EXERCISE DETAILS:
Each line containing the word "name" needs to be copied.

(Saved data entries)
━━━━━━━━━━━━━━━━━━━━
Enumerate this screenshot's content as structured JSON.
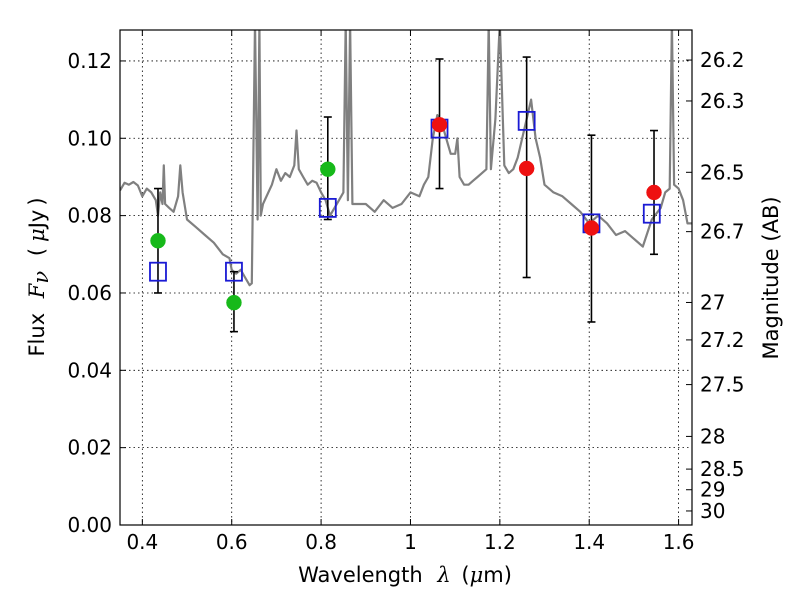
{
  "chart_data": {
    "type": "scatter",
    "xlabel": {
      "prefix": "Wavelength",
      "symbol": "λ",
      "unit_open": "(",
      "unit_mu": "μ",
      "unit_rest": "m)"
    },
    "ylabel": {
      "prefix": "Flux",
      "symbol": "F",
      "subscript": "ν",
      "unit_open": "(",
      "unit_mu": "μ",
      "unit_rest": "Jy",
      "unit_close": ")"
    },
    "ylabel_right": "Magnitude (AB)",
    "xlim": [
      0.35,
      1.63
    ],
    "ylim": [
      0.0,
      0.128
    ],
    "grid": true,
    "x_ticks": [
      0.4,
      0.6,
      0.8,
      1.0,
      1.2,
      1.4,
      1.6
    ],
    "x_tick_labels": [
      "0.4",
      "0.6",
      "0.8",
      "1",
      "1.2",
      "1.4",
      "1.6"
    ],
    "y_ticks": [
      0.0,
      0.02,
      0.04,
      0.06,
      0.08,
      0.1,
      0.12
    ],
    "y_tick_labels": [
      "0.00",
      "0.02",
      "0.04",
      "0.06",
      "0.08",
      "0.10",
      "0.12"
    ],
    "right_ticks": [
      {
        "label": "26.2",
        "mag": 26.2
      },
      {
        "label": "26.3",
        "mag": 26.3
      },
      {
        "label": "26.5",
        "mag": 26.5
      },
      {
        "label": "26.7",
        "mag": 26.7
      },
      {
        "label": "27",
        "mag": 27.0
      },
      {
        "label": "27.2",
        "mag": 27.2
      },
      {
        "label": "27.5",
        "mag": 27.5
      },
      {
        "label": "28",
        "mag": 28.0
      },
      {
        "label": "28.5",
        "mag": 28.5
      },
      {
        "label": "29",
        "mag": 29.0
      },
      {
        "label": "30",
        "mag": 30.0
      }
    ],
    "colors": {
      "model": "#808080",
      "green": "#17b91a",
      "red": "#ee1111",
      "square": "#1a1ad4",
      "errorbar": "#000000"
    },
    "model_spectrum": [
      [
        0.35,
        0.0865
      ],
      [
        0.36,
        0.0885
      ],
      [
        0.37,
        0.088
      ],
      [
        0.38,
        0.0887
      ],
      [
        0.39,
        0.0878
      ],
      [
        0.4,
        0.085
      ],
      [
        0.41,
        0.087
      ],
      [
        0.42,
        0.086
      ],
      [
        0.43,
        0.084
      ],
      [
        0.435,
        0.08
      ],
      [
        0.44,
        0.086
      ],
      [
        0.445,
        0.083
      ],
      [
        0.448,
        0.093
      ],
      [
        0.451,
        0.083
      ],
      [
        0.46,
        0.082
      ],
      [
        0.47,
        0.081
      ],
      [
        0.48,
        0.085
      ],
      [
        0.485,
        0.093
      ],
      [
        0.49,
        0.086
      ],
      [
        0.5,
        0.079
      ],
      [
        0.52,
        0.077
      ],
      [
        0.54,
        0.075
      ],
      [
        0.56,
        0.073
      ],
      [
        0.58,
        0.07
      ],
      [
        0.595,
        0.069
      ],
      [
        0.6,
        0.066
      ],
      [
        0.61,
        0.065
      ],
      [
        0.62,
        0.066
      ],
      [
        0.63,
        0.064
      ],
      [
        0.64,
        0.062
      ],
      [
        0.645,
        0.0625
      ],
      [
        0.652,
        0.13
      ],
      [
        0.658,
        0.079
      ],
      [
        0.662,
        0.13
      ],
      [
        0.665,
        0.08
      ],
      [
        0.67,
        0.083
      ],
      [
        0.69,
        0.088
      ],
      [
        0.7,
        0.092
      ],
      [
        0.71,
        0.089
      ],
      [
        0.72,
        0.091
      ],
      [
        0.73,
        0.09
      ],
      [
        0.74,
        0.093
      ],
      [
        0.745,
        0.102
      ],
      [
        0.75,
        0.092
      ],
      [
        0.76,
        0.09
      ],
      [
        0.77,
        0.088
      ],
      [
        0.78,
        0.089
      ],
      [
        0.79,
        0.0885
      ],
      [
        0.8,
        0.086
      ],
      [
        0.81,
        0.084
      ],
      [
        0.82,
        0.08
      ],
      [
        0.83,
        0.082
      ],
      [
        0.84,
        0.084
      ],
      [
        0.85,
        0.086
      ],
      [
        0.855,
        0.13
      ],
      [
        0.86,
        0.084
      ],
      [
        0.865,
        0.13
      ],
      [
        0.87,
        0.083
      ],
      [
        0.88,
        0.083
      ],
      [
        0.9,
        0.083
      ],
      [
        0.92,
        0.081
      ],
      [
        0.94,
        0.084
      ],
      [
        0.96,
        0.082
      ],
      [
        0.98,
        0.083
      ],
      [
        1.0,
        0.086
      ],
      [
        1.02,
        0.085
      ],
      [
        1.03,
        0.088
      ],
      [
        1.04,
        0.09
      ],
      [
        1.05,
        0.1
      ],
      [
        1.06,
        0.106
      ],
      [
        1.07,
        0.104
      ],
      [
        1.08,
        0.1
      ],
      [
        1.09,
        0.096
      ],
      [
        1.1,
        0.096
      ],
      [
        1.105,
        0.1
      ],
      [
        1.11,
        0.09
      ],
      [
        1.12,
        0.088
      ],
      [
        1.13,
        0.088
      ],
      [
        1.14,
        0.089
      ],
      [
        1.15,
        0.09
      ],
      [
        1.16,
        0.091
      ],
      [
        1.17,
        0.092
      ],
      [
        1.175,
        0.13
      ],
      [
        1.18,
        0.092
      ],
      [
        1.19,
        0.105
      ],
      [
        1.2,
        0.13
      ],
      [
        1.21,
        0.093
      ],
      [
        1.22,
        0.091
      ],
      [
        1.23,
        0.092
      ],
      [
        1.24,
        0.095
      ],
      [
        1.25,
        0.1
      ],
      [
        1.26,
        0.105
      ],
      [
        1.27,
        0.11
      ],
      [
        1.28,
        0.1
      ],
      [
        1.29,
        0.095
      ],
      [
        1.3,
        0.088
      ],
      [
        1.32,
        0.086
      ],
      [
        1.34,
        0.085
      ],
      [
        1.36,
        0.083
      ],
      [
        1.38,
        0.081
      ],
      [
        1.4,
        0.078
      ],
      [
        1.42,
        0.08
      ],
      [
        1.44,
        0.078
      ],
      [
        1.46,
        0.075
      ],
      [
        1.48,
        0.076
      ],
      [
        1.5,
        0.074
      ],
      [
        1.52,
        0.072
      ],
      [
        1.54,
        0.079
      ],
      [
        1.56,
        0.082
      ],
      [
        1.57,
        0.086
      ],
      [
        1.58,
        0.087
      ],
      [
        1.585,
        0.13
      ],
      [
        1.59,
        0.088
      ],
      [
        1.6,
        0.087
      ],
      [
        1.61,
        0.084
      ],
      [
        1.62,
        0.078
      ],
      [
        1.63,
        0.078
      ]
    ],
    "series": [
      {
        "name": "green_points",
        "marker": "circle",
        "color": "green",
        "points": [
          {
            "x": 0.435,
            "y": 0.0735
          },
          {
            "x": 0.605,
            "y": 0.0575
          },
          {
            "x": 0.815,
            "y": 0.092
          }
        ]
      },
      {
        "name": "red_points",
        "marker": "circle",
        "color": "red",
        "points": [
          {
            "x": 1.065,
            "y": 0.1035
          },
          {
            "x": 1.26,
            "y": 0.0922
          },
          {
            "x": 1.405,
            "y": 0.0768
          },
          {
            "x": 1.545,
            "y": 0.086
          }
        ]
      },
      {
        "name": "model_squares",
        "marker": "square",
        "color": "square",
        "points": [
          {
            "x": 0.435,
            "y": 0.0655
          },
          {
            "x": 0.605,
            "y": 0.0655
          },
          {
            "x": 0.815,
            "y": 0.082
          },
          {
            "x": 1.065,
            "y": 0.1025
          },
          {
            "x": 1.26,
            "y": 0.1045
          },
          {
            "x": 1.405,
            "y": 0.078
          },
          {
            "x": 1.54,
            "y": 0.0805
          }
        ]
      }
    ],
    "error_bars": [
      {
        "x": 0.435,
        "low": 0.06,
        "high": 0.087
      },
      {
        "x": 0.605,
        "low": 0.05,
        "high": 0.0655
      },
      {
        "x": 0.815,
        "low": 0.079,
        "high": 0.1055
      },
      {
        "x": 1.065,
        "low": 0.087,
        "high": 0.1205
      },
      {
        "x": 1.26,
        "low": 0.064,
        "high": 0.121
      },
      {
        "x": 1.405,
        "low": 0.0525,
        "high": 0.1008
      },
      {
        "x": 1.545,
        "low": 0.07,
        "high": 0.102
      }
    ]
  }
}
━━━━━━━━━━━━━━━━━━━━
COMPLETE OUTPUT:
        "name": "green_points",
        "name": "red_points",
        "name": "model_squares",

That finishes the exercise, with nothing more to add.